───── Information shown

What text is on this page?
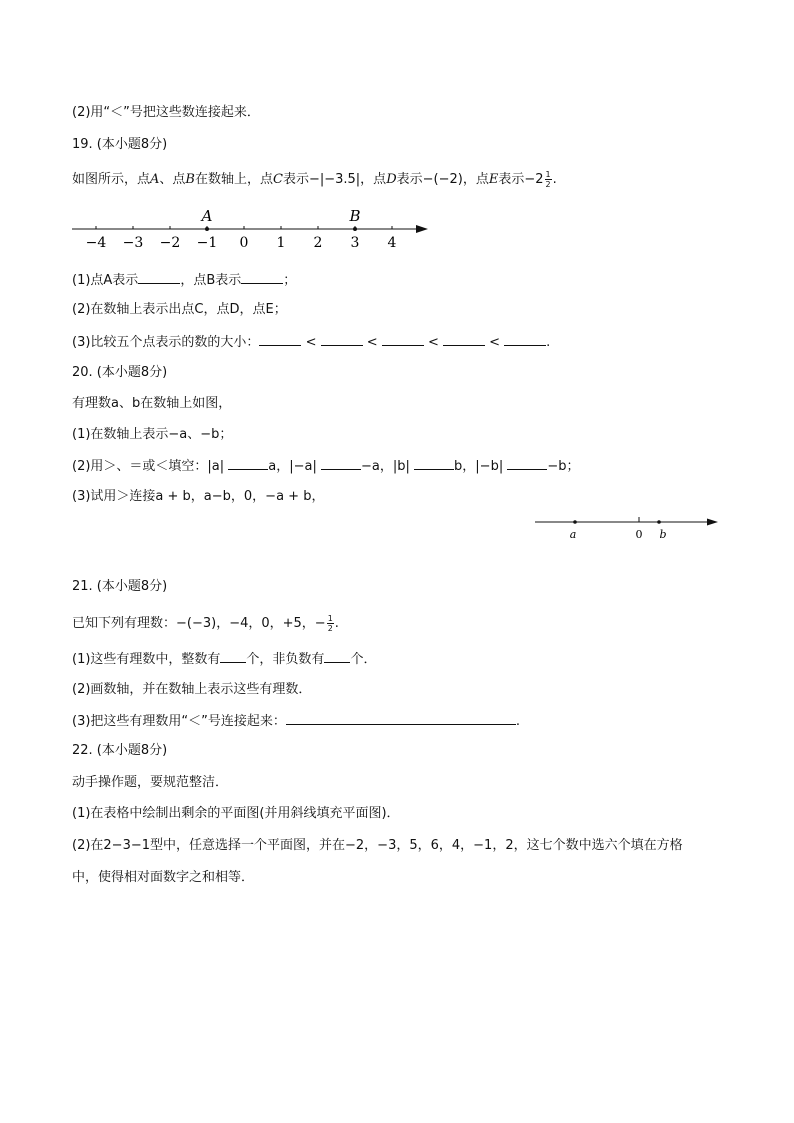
(2)用“＜”号把这些数连接起来．
19. (本小题8分)
如图所示，点A、点B在数轴上，点C表示−|−3.5|，点D表示−(−2)，点E表示$-2 \frac{1}{2}$ .
−4 −3 −2 −1 0 1 2 3 4
A	B
(1)点A表示	，点B表示	；
(2)在数轴上表示出点C，点D，点E；
(3)比较五个点表示的数的大小：	<	<	<	<	.
20. (本小题8分)
有理数a、b在数轴上如图，
(1)在数轴上表示−a、−b；
(2)用＞、＝或＜填空：|a|	a，|−a|	−a，|b|	b，|−b|	−b；
(3)试用＞连接a + b，a−b，0，−a + b，
a	0 b
21. (本小题8分)
已知下列有理数：−(−3)，−4，0，+5，− $\frac{1}{2}$ .
(1)这些有理数中，整数有 个，非负数有 个．
(2)画数轴，并在数轴上表示这些有理数．
(3)把这些有理数用“＜”号连接起来：	.
22. (本小题8分)
动手操作题，要规范整洁．
(1)在表格中绘制出剩余的平面图(并用斜线填充平面图)．
(2)在2−3−1型中，任意选择一个平面图，并在−2，−3，5，6，4，−1，2，这七个数中选六个填在方格
中，使得相对面数字之和相等．
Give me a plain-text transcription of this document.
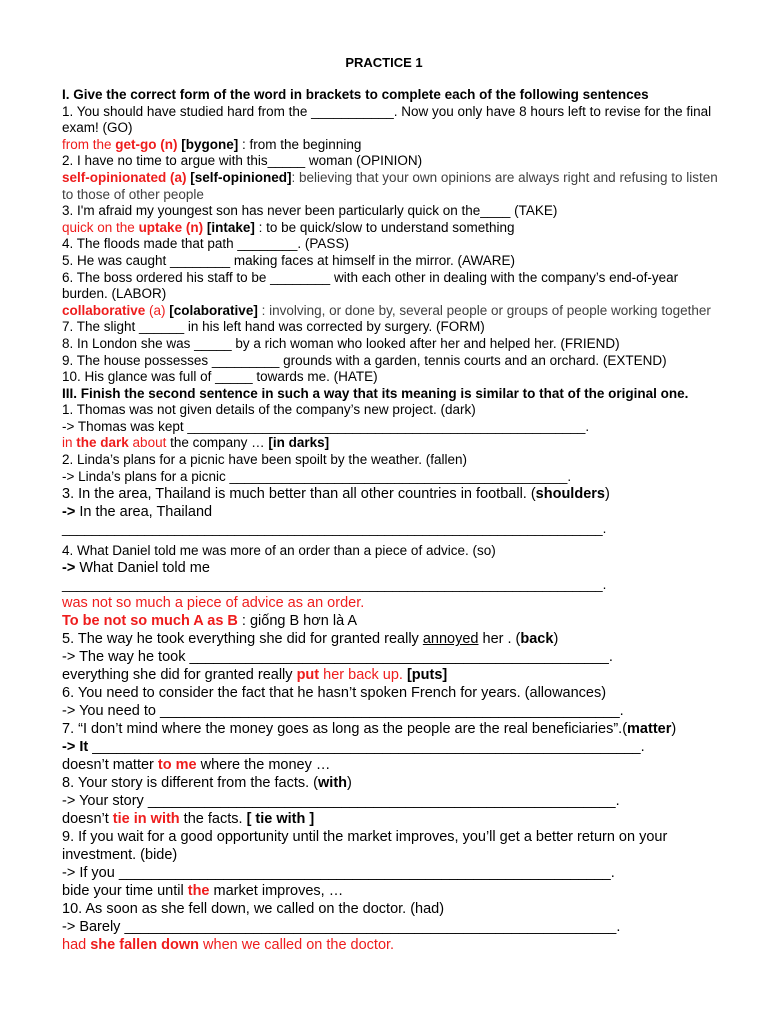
PRACTICE 1
I. Give the correct form of the word in brackets to complete each of the following sentences
1. You should have studied hard from the ___________. Now you only have 8 hours left to revise for the final
exam! (GO)
from the get-go (n) [bygone] : from the beginning
2. I have no time to argue with this_____ woman (OPINION)
self-opinionated (a) [self-opinioned]: believing that your own opinions are always right and refusing to listen
to those of other people
3. I'm afraid my youngest son has never been particularly quick on the____ (TAKE)
quick on the uptake (n) [intake] : to be quick/slow to understand something
4. The floods made that path ________. (PASS)
5. He was caught ________ making faces at himself in the mirror. (AWARE)
6. The boss ordered his staff to be ________ with each other in dealing with the company’s end-of-year
burden. (LABOR)
collaborative (a) [colaborative] : involving, or done by, several people or groups of people working together
7. The slight ______ in his left hand was corrected by surgery. (FORM)
8. In London she was _____ by a rich woman who looked after her and helped her. (FRIEND)
9. The house possesses _________ grounds with a garden, tennis courts and an orchard. (EXTEND)
10. His glance was full of _____ towards me. (HATE)
III. Finish the second sentence in such a way that its meaning is similar to that of the original one.
1. Thomas was not given details of the company’s new project. (dark)
-> Thomas was kept _____________________________________________________.
in the dark about the company … [in darks]
2. Linda’s plans for a picnic have been spoilt by the weather. (fallen)
-> Linda’s plans for a picnic _____________________________________________.
3. In the area, Thailand is much better than all other countries in football. (shoulders)
-> In the area, Thailand
________________________________________________________________________.
4. What Daniel told me was more of an order than a piece of advice. (so)
-> What Daniel told me
________________________________________________________________________.
was not so much a piece of advice as an order.
To be not so much A as B : giống B hơn là A
5. The way he took everything she did for granted really annoyed her . (back)
-> The way he took ____________________________________________________.
everything she did for granted really put her back up. [puts]
6. You need to consider the fact that he hasn’t spoken French for years. (allowances)
-> You need to _________________________________________________________.
7. “I don’t mind where the money goes as long as the people are the real beneficiaries”.(matter)
-> It ____________________________________________________________________.
doesn’t matter to me where the money …
8. Your story is different from the facts. (with)
-> Your story __________________________________________________________.
doesn’t tie in with the facts. [ tie with ]
9. If you wait for a good opportunity until the market improves, you’ll get a better return on your
investment. (bide)
-> If you _____________________________________________________________.
bide your time until the market improves, …
10. As soon as she fell down, we called on the doctor. (had)
-> Barely _____________________________________________________________.
had she fallen down when we called on the doctor.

──────────

Repeat the material verbatim. Do not carry over any picture.

Result of the exercise:
What text is on this page?
(2)用“＜”号把这些数连接起来．
19. (本小题8分)
如图所示，点A、点B在数轴上，点C表示−|−3.5|，点D表示−(−2)，点E表示$-2 \frac{1}{2}$ .
−4 −3 −2 −1 0 1 2 3 4
A	B
(1)点A表示	，点B表示	；
(2)在数轴上表示出点C，点D，点E；
(3)比较五个点表示的数的大小：	<	<	<	<	.
20. (本小题8分)
有理数a、b在数轴上如图，
(1)在数轴上表示−a、−b；
(2)用＞、＝或＜填空：|a|	a，|−a|	−a，|b|	b，|−b|	−b；
(3)试用＞连接a + b，a−b，0，−a + b，
a	0 b
21. (本小题8分)
已知下列有理数：−(−3)，−4，0，+5，− $\frac{1}{2}$ .
(1)这些有理数中，整数有 个，非负数有 个．
(2)画数轴，并在数轴上表示这些有理数．
(3)把这些有理数用“＜”号连接起来：	.
22. (本小题8分)
动手操作题，要规范整洁．
(1)在表格中绘制出剩余的平面图(并用斜线填充平面图)．
(2)在2−3−1型中，任意选择一个平面图，并在−2，−3，5，6，4，−1，2，这七个数中选六个填在方格
中，使得相对面数字之和相等．
Give me a plain-text transcription of this document.
PRACTICE 1
I. Give the correct form of the word in brackets to complete each of the following sentences
1. You should have studied hard from the ___________. Now you only have 8 hours left to revise for the final
exam! (GO)
from the get-go (n) [bygone] : from the beginning
2. I have no time to argue with this_____ woman (OPINION)
self-opinionated (a) [self-opinioned]: believing that your own opinions are always right and refusing to listen
to those of other people
3. I'm afraid my youngest son has never been particularly quick on the____ (TAKE)
quick on the uptake (n) [intake] : to be quick/slow to understand something
4. The floods made that path ________. (PASS)
5. He was caught ________ making faces at himself in the mirror. (AWARE)
6. The boss ordered his staff to be ________ with each other in dealing with the company’s end-of-year
burden. (LABOR)
collaborative (a) [colaborative] : involving, or done by, several people or groups of people working together
7. The slight ______ in his left hand was corrected by surgery. (FORM)
8. In London she was _____ by a rich woman who looked after her and helped her. (FRIEND)
9. The house possesses _________ grounds with a garden, tennis courts and an orchard. (EXTEND)
10. His glance was full of _____ towards me. (HATE)
III. Finish the second sentence in such a way that its meaning is similar to that of the original one.
1. Thomas was not given details of the company’s new project. (dark)
-> Thomas was kept _____________________________________________________.
in the dark about the company … [in darks]
2. Linda’s plans for a picnic have been spoilt by the weather. (fallen)
-> Linda’s plans for a picnic _____________________________________________.
3. In the area, Thailand is much better than all other countries in football. (shoulders)
-> In the area, Thailand
________________________________________________________________________.
4. What Daniel told me was more of an order than a piece of advice. (so)
-> What Daniel told me
________________________________________________________________________.
was not so much a piece of advice as an order.
To be not so much A as B : giống B hơn là A
5. The way he took everything she did for granted really annoyed her . (back)
-> The way he took ____________________________________________________.
everything she did for granted really put her back up. [puts]
6. You need to consider the fact that he hasn’t spoken French for years. (allowances)
-> You need to _________________________________________________________.
7. “I don’t mind where the money goes as long as the people are the real beneficiaries”.(matter)
-> It ____________________________________________________________________.
doesn’t matter to me where the money …
8. Your story is different from the facts. (with)
-> Your story __________________________________________________________.
doesn’t tie in with the facts. [ tie with ]
9. If you wait for a good opportunity until the market improves, you’ll get a better return on your
investment. (bide)
-> If you _____________________________________________________________.
bide your time until the market improves, …
10. As soon as she fell down, we called on the doctor. (had)
-> Barely _____________________________________________________________.
had she fallen down when we called on the doctor.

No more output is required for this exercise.